What needs to be done:
Copy verbatim the stretch of data below from the line containing "localize all elements." through the line containing "table-row [36,636,766,683]", including both end lines and nothing else.

━━━━━━━━━━━━━━━━

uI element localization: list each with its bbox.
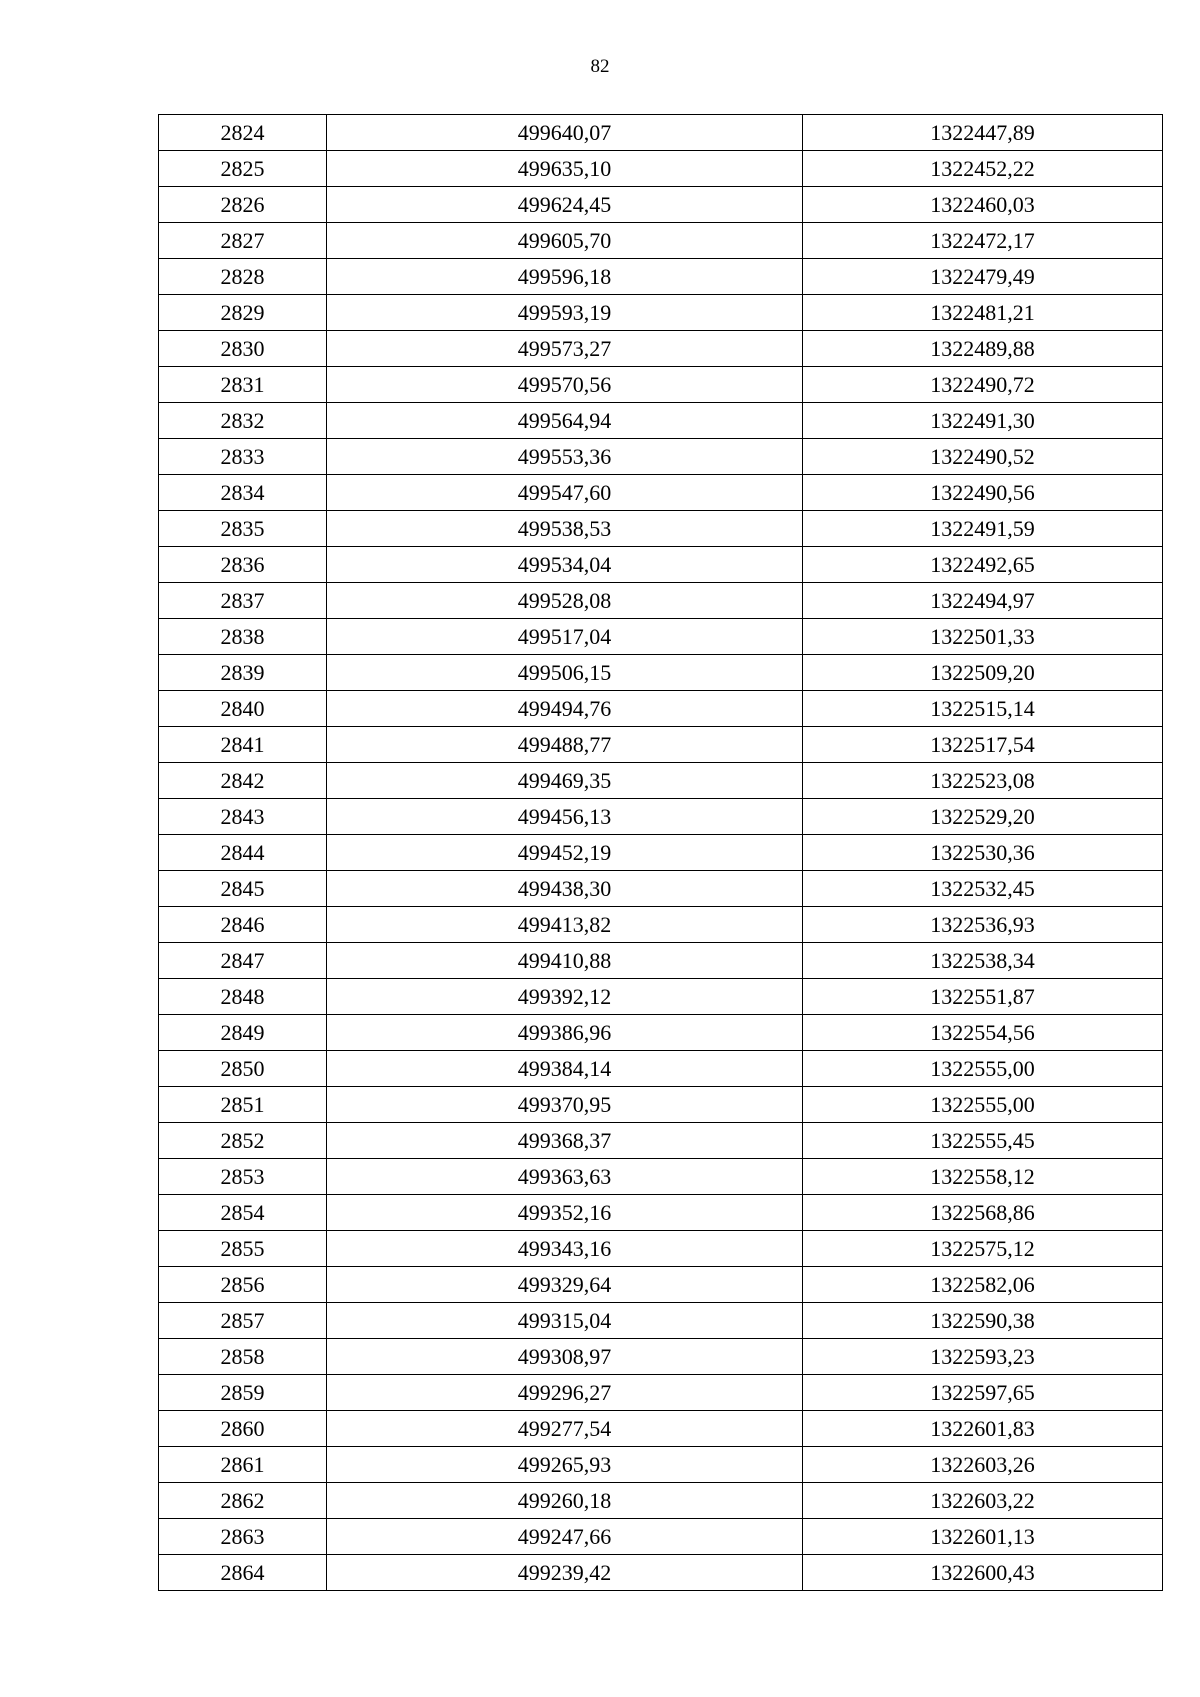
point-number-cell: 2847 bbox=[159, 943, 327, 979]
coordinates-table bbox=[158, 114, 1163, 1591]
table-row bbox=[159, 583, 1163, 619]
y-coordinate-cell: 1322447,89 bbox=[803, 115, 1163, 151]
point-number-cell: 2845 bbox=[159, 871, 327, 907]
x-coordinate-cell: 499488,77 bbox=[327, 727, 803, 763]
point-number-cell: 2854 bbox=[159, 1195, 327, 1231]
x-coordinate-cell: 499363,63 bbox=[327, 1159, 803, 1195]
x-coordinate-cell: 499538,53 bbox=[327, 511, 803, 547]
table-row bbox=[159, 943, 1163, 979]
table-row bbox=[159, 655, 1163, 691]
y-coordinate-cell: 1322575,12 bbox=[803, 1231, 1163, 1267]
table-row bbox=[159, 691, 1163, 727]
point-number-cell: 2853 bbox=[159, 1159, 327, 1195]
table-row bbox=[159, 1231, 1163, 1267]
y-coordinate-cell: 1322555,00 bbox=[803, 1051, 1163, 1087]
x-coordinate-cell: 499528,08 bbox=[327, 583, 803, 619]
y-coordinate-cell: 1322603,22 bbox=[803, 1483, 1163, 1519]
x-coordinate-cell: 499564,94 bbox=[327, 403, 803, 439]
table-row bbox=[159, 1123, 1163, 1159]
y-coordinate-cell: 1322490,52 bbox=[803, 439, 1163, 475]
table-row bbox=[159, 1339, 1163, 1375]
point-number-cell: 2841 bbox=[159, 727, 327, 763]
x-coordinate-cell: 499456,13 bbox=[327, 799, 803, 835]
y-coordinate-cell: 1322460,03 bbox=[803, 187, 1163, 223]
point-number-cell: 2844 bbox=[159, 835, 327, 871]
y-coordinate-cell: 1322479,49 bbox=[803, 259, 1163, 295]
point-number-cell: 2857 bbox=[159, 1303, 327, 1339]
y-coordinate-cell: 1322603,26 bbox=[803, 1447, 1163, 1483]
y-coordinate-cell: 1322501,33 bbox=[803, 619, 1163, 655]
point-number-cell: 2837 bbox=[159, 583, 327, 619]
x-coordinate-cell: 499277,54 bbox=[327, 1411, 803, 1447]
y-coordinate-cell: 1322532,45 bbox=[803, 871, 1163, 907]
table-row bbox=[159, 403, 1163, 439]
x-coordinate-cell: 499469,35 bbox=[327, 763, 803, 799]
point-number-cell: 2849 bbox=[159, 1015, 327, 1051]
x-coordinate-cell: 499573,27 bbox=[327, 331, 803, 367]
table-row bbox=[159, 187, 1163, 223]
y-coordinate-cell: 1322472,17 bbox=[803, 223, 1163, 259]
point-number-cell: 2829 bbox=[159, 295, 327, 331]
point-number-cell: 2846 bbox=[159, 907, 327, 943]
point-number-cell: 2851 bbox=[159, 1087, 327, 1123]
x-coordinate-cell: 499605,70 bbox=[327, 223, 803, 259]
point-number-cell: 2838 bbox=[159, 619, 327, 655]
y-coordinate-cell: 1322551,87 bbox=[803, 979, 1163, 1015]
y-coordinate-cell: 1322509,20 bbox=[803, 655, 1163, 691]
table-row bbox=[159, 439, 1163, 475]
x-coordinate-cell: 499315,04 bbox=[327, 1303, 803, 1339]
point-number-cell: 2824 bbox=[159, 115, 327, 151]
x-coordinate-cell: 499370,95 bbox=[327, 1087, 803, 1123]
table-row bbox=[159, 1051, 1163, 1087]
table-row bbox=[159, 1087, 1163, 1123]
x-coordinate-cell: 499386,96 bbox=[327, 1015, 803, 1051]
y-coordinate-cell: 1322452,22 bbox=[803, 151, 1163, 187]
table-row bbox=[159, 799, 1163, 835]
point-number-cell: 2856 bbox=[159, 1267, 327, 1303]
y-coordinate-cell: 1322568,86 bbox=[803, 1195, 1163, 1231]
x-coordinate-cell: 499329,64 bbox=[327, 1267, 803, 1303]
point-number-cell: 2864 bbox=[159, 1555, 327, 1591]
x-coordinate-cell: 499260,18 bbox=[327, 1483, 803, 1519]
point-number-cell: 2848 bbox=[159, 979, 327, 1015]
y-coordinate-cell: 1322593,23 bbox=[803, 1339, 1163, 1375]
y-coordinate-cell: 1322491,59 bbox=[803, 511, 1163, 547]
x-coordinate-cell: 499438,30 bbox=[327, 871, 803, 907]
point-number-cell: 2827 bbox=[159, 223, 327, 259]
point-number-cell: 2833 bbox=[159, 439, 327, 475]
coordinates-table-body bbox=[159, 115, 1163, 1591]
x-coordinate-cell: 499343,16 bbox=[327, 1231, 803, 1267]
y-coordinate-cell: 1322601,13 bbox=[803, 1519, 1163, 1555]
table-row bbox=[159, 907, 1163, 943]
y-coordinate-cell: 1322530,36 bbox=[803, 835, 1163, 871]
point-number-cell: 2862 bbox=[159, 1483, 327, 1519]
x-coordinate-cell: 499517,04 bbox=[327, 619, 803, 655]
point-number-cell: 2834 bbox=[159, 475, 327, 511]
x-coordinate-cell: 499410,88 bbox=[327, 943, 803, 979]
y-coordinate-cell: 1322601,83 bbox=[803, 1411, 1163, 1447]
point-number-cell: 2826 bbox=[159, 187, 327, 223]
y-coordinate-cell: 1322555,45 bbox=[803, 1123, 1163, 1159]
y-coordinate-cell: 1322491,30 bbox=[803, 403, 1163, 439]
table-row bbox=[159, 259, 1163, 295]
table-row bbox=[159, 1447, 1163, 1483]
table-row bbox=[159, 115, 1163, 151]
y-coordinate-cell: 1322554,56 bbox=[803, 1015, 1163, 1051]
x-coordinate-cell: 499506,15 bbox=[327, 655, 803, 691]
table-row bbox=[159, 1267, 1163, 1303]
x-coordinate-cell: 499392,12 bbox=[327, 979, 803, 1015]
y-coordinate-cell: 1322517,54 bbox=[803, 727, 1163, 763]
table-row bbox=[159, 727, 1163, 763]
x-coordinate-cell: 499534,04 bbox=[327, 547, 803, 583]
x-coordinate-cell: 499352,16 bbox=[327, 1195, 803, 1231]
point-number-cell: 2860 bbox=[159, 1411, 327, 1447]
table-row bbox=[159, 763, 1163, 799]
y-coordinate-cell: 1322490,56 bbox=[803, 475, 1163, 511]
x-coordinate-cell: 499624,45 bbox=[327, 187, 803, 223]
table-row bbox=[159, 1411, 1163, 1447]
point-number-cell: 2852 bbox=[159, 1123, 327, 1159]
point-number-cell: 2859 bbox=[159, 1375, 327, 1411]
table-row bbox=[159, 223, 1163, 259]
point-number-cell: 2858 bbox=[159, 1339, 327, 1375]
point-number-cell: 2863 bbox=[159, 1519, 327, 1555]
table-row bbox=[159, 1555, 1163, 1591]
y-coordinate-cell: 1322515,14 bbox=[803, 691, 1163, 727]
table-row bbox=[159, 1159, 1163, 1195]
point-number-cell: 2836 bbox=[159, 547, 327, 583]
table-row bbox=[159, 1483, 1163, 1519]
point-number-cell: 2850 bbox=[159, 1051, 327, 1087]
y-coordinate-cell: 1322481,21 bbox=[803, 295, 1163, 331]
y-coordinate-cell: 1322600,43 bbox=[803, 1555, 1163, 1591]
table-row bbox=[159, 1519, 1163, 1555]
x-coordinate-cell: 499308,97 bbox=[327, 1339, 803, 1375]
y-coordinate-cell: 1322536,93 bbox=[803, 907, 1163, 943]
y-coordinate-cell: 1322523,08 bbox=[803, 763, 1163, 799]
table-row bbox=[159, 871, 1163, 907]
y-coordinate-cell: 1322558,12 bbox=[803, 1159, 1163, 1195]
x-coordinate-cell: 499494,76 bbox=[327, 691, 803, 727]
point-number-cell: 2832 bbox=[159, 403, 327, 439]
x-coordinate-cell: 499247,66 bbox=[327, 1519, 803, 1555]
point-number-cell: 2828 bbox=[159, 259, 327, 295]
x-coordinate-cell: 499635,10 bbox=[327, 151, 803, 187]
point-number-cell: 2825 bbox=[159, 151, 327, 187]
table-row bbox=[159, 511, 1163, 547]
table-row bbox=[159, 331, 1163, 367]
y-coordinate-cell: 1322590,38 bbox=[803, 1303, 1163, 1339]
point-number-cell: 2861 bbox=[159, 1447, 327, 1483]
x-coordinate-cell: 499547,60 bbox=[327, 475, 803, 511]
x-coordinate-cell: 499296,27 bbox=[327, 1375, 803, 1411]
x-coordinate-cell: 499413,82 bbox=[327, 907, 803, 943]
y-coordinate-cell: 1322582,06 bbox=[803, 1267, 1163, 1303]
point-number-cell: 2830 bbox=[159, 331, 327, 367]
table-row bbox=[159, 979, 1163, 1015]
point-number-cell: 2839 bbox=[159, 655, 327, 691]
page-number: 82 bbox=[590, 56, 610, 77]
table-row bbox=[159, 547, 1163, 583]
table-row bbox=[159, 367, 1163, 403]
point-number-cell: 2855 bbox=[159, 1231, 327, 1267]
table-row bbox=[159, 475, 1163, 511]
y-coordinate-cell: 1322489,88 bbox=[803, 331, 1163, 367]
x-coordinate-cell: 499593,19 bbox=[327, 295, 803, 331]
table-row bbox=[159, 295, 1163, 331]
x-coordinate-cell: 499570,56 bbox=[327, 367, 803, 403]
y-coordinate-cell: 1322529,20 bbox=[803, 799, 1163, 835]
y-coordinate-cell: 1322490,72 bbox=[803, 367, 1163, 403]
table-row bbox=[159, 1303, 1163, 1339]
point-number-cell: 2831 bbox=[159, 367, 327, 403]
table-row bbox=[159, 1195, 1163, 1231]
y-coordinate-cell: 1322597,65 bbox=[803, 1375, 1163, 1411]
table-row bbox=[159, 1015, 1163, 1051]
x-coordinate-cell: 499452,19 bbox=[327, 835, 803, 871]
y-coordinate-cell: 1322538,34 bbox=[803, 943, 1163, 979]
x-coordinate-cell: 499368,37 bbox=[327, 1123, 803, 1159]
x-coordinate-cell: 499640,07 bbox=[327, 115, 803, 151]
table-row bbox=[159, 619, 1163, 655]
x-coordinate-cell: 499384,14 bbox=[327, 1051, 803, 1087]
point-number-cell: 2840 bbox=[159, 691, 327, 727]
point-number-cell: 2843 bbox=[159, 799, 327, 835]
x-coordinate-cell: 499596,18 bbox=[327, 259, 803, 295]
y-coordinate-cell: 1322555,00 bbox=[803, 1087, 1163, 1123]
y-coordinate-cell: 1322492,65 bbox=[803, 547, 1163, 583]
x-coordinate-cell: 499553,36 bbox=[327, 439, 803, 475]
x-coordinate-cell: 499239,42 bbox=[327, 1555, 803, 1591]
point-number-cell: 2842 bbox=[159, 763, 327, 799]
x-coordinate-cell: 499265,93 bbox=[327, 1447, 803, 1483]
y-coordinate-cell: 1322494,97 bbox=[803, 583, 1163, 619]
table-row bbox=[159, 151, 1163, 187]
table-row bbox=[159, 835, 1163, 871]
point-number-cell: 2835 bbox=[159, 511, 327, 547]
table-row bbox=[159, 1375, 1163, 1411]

━━━━━━━━━━━━━━━━

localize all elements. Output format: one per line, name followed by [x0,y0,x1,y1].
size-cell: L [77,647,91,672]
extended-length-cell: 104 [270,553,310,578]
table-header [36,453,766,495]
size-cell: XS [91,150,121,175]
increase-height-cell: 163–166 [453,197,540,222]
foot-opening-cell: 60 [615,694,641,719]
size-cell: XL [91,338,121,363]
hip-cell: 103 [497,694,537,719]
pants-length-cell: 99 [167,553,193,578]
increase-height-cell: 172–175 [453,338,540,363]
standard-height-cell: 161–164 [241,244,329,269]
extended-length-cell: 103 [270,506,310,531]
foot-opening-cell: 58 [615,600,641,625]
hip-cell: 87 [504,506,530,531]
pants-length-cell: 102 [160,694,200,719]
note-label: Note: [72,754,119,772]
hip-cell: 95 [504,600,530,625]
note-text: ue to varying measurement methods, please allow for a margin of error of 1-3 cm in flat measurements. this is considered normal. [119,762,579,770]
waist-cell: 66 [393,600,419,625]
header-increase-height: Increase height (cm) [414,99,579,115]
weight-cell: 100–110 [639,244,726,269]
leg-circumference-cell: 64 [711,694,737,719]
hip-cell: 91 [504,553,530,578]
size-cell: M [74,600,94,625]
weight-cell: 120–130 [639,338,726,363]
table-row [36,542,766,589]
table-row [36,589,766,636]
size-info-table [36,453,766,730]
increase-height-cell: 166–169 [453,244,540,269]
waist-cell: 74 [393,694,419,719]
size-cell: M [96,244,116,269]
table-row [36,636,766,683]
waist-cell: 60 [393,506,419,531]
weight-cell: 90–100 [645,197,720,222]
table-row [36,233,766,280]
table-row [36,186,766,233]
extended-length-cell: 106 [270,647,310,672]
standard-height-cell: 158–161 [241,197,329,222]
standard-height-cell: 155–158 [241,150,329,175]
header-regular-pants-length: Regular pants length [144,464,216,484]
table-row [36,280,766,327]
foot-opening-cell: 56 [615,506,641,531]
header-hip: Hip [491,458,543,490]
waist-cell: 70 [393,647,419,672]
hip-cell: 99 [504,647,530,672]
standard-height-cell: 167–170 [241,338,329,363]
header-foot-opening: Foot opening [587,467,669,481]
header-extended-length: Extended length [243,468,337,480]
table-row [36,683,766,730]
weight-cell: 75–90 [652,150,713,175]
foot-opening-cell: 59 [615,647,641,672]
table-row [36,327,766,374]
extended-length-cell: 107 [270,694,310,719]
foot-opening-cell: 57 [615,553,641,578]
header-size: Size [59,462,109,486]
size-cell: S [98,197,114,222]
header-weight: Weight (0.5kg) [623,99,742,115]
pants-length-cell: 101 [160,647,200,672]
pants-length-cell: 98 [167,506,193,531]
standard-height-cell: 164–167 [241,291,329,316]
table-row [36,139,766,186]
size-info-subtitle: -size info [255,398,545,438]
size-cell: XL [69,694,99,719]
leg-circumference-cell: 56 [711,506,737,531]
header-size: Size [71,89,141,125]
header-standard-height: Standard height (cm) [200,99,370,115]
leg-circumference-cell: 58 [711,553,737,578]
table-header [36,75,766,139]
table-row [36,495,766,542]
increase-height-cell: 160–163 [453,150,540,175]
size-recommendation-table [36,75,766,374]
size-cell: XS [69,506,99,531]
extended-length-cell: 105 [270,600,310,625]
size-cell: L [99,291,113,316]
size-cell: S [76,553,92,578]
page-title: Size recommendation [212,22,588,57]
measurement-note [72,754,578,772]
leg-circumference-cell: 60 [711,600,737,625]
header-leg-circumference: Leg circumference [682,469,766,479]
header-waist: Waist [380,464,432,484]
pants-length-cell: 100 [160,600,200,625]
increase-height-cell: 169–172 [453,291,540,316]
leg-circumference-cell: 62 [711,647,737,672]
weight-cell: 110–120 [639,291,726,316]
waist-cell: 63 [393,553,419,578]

━━━━━━━━━━━━━━━━

Answer to this problem:
localize all elements. Output format: one per line, name followed by [x0,y0,x1,y1].
size-cell: L [77,647,91,672]
extended-length-cell: 104 [270,553,310,578]
table-header [36,453,766,495]
size-cell: XS [91,150,121,175]
increase-height-cell: 163–166 [453,197,540,222]
foot-opening-cell: 60 [615,694,641,719]
size-cell: XL [91,338,121,363]
hip-cell: 103 [497,694,537,719]
pants-length-cell: 99 [167,553,193,578]
increase-height-cell: 172–175 [453,338,540,363]
standard-height-cell: 161–164 [241,244,329,269]
extended-length-cell: 103 [270,506,310,531]
foot-opening-cell: 58 [615,600,641,625]
hip-cell: 87 [504,506,530,531]
pants-length-cell: 102 [160,694,200,719]
note-label: Note: [72,754,119,772]
hip-cell: 95 [504,600,530,625]
note-text: ue to varying measurement methods, please allow for a margin of error of 1-3 cm in flat measurements. this is considered normal. [119,762,579,770]
waist-cell: 66 [393,600,419,625]
header-increase-height: Increase height (cm) [414,99,579,115]
weight-cell: 100–110 [639,244,726,269]
leg-circumference-cell: 64 [711,694,737,719]
hip-cell: 91 [504,553,530,578]
size-cell: M [74,600,94,625]
weight-cell: 120–130 [639,338,726,363]
table-row [36,542,766,589]
table-row [36,589,766,636]
size-info-table [36,453,766,730]
increase-height-cell: 166–169 [453,244,540,269]
waist-cell: 74 [393,694,419,719]
size-cell: M [96,244,116,269]
table-row [36,636,766,683]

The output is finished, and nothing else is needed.